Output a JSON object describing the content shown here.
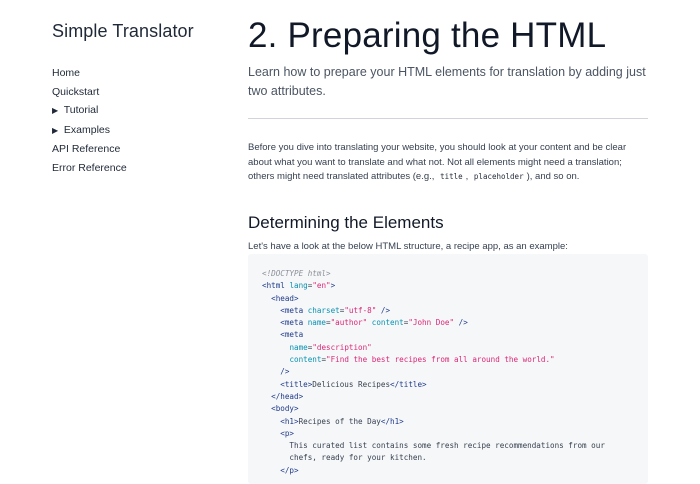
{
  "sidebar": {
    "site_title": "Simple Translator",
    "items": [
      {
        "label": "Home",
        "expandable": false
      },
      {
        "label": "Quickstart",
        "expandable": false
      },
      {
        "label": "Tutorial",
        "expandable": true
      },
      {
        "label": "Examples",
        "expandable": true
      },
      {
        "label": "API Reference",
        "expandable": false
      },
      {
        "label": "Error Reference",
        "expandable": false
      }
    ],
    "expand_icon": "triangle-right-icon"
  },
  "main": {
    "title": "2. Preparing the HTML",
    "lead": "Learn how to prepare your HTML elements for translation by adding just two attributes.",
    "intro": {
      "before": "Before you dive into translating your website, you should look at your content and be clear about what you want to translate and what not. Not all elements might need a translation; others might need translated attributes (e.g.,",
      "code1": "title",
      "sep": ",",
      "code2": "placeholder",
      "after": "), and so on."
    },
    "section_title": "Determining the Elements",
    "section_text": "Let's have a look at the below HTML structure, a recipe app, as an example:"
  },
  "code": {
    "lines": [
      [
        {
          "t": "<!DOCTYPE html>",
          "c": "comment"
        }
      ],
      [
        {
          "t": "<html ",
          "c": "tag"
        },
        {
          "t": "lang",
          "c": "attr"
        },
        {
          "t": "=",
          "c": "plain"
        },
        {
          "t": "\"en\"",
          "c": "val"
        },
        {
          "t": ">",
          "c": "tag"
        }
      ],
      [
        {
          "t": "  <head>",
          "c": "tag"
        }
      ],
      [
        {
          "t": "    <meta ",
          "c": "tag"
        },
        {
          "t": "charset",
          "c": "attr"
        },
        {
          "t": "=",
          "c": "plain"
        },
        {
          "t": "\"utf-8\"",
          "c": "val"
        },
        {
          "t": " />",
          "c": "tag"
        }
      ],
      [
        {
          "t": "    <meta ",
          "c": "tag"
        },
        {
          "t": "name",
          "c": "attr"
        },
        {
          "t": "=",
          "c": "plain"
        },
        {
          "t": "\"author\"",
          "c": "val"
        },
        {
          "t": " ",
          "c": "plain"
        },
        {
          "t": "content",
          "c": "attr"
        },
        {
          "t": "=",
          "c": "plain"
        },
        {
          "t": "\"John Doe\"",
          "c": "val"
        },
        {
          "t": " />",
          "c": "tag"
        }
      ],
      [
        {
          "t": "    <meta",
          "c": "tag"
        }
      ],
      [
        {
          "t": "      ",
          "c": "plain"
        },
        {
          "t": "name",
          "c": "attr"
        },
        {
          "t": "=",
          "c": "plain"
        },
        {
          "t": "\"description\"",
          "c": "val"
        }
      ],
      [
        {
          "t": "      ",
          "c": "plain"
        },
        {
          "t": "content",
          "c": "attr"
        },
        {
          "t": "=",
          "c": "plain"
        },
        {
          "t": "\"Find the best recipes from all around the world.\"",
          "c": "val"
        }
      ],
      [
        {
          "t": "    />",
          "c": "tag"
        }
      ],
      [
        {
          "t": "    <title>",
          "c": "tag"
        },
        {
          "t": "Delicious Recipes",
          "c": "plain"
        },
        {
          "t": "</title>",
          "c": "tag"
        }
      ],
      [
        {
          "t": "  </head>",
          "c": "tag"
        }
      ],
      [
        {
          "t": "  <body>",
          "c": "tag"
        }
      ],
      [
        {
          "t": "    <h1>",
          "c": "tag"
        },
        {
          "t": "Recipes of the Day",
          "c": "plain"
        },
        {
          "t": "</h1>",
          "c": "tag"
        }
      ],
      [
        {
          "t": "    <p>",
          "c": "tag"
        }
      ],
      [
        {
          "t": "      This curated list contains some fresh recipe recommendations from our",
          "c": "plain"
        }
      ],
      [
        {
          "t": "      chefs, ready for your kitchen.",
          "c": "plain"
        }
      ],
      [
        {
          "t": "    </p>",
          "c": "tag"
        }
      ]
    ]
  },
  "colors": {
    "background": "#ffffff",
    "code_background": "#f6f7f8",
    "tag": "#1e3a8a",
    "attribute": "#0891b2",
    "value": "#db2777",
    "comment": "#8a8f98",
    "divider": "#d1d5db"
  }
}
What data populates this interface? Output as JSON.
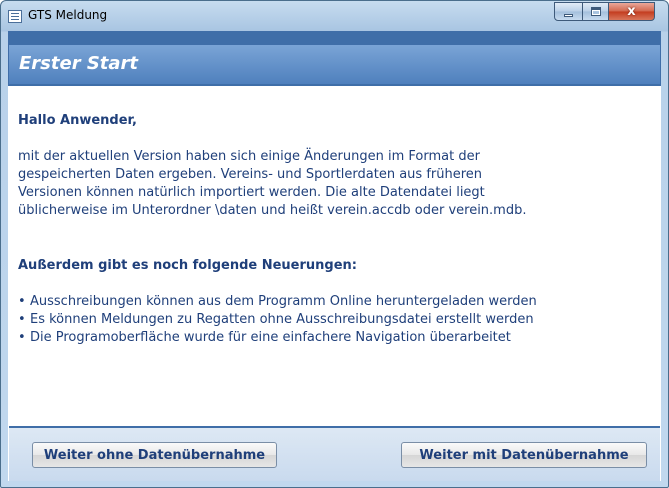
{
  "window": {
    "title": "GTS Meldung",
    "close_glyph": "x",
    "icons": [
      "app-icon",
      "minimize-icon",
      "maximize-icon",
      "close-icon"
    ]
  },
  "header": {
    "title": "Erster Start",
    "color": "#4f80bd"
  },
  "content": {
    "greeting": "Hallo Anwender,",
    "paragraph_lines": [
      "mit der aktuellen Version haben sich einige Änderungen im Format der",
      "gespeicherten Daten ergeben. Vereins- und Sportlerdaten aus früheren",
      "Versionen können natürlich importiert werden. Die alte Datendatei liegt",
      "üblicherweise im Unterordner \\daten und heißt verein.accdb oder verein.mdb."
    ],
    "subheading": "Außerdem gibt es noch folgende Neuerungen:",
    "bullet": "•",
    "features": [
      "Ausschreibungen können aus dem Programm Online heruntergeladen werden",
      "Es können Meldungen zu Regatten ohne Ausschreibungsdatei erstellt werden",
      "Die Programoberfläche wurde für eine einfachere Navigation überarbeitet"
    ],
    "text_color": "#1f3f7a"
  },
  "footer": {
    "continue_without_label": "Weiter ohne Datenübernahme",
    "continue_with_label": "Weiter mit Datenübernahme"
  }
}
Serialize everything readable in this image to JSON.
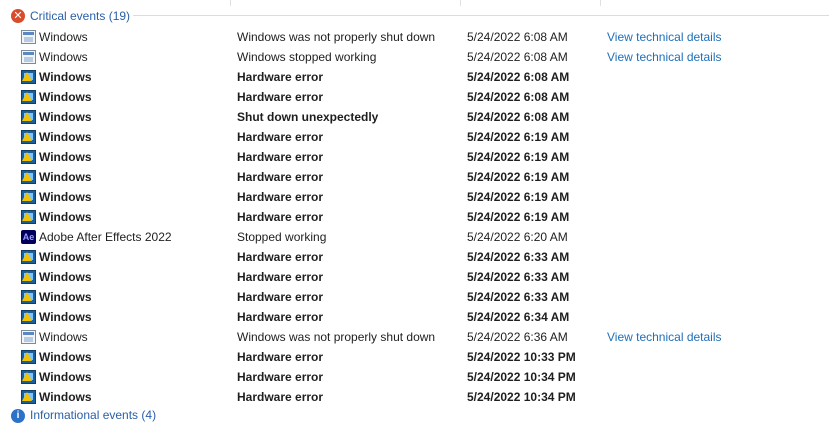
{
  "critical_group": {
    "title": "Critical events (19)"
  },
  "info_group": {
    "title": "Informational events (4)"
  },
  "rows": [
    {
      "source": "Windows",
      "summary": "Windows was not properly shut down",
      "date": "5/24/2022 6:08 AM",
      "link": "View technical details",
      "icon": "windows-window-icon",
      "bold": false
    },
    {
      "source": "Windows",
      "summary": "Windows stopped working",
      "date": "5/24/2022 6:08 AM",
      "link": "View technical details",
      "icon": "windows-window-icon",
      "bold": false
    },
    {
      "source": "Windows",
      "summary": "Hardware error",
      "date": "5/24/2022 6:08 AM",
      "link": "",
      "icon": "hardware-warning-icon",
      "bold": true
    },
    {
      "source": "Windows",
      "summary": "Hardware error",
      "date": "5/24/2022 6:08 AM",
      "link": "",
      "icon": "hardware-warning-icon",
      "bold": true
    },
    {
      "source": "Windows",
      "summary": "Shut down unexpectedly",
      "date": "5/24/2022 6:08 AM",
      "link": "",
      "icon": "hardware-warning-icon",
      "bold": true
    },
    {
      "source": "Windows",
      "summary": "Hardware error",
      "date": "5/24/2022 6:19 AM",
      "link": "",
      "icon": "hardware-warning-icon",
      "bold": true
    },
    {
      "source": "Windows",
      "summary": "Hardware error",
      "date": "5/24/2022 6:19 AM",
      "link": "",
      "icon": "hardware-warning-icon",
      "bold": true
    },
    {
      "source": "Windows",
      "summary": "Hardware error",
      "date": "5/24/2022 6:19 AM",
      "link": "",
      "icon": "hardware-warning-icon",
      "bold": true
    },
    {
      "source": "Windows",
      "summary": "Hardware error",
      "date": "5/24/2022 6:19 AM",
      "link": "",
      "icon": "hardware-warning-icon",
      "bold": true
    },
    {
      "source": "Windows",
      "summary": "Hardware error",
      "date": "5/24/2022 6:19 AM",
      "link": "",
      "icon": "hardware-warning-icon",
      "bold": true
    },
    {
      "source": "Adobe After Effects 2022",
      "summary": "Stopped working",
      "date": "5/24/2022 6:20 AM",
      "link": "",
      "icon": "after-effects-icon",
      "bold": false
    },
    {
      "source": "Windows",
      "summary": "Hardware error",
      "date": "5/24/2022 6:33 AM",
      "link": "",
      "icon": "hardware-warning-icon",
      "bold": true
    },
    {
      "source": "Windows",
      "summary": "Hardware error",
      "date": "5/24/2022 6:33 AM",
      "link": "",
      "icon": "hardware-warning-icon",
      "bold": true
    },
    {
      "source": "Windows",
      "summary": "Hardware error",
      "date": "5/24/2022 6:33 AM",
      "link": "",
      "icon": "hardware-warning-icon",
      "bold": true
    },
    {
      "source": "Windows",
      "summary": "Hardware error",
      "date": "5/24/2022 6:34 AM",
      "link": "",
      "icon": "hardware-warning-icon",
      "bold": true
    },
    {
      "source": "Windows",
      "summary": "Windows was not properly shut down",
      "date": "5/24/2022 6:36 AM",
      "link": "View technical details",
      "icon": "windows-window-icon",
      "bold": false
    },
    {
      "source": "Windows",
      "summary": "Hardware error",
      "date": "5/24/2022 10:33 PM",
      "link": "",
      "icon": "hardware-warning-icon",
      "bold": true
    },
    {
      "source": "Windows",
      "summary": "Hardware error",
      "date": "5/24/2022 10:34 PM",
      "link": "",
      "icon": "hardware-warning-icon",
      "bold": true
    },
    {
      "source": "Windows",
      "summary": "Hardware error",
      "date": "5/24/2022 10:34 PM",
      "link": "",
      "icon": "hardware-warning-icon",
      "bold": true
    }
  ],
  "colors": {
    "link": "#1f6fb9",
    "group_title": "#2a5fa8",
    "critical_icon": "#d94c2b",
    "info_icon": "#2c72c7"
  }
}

Stated problem -> Check each line above for the word "werden" and copy the ones that have it.

Written solution ->
      "Versionen können natürlich importiert werden. Die alte Datendatei liegt",
      "Ausschreibungen können aus dem Programm Online heruntergeladen werden",
      "Es können Meldungen zu Regatten ohne Ausschreibungsdatei erstellt werden",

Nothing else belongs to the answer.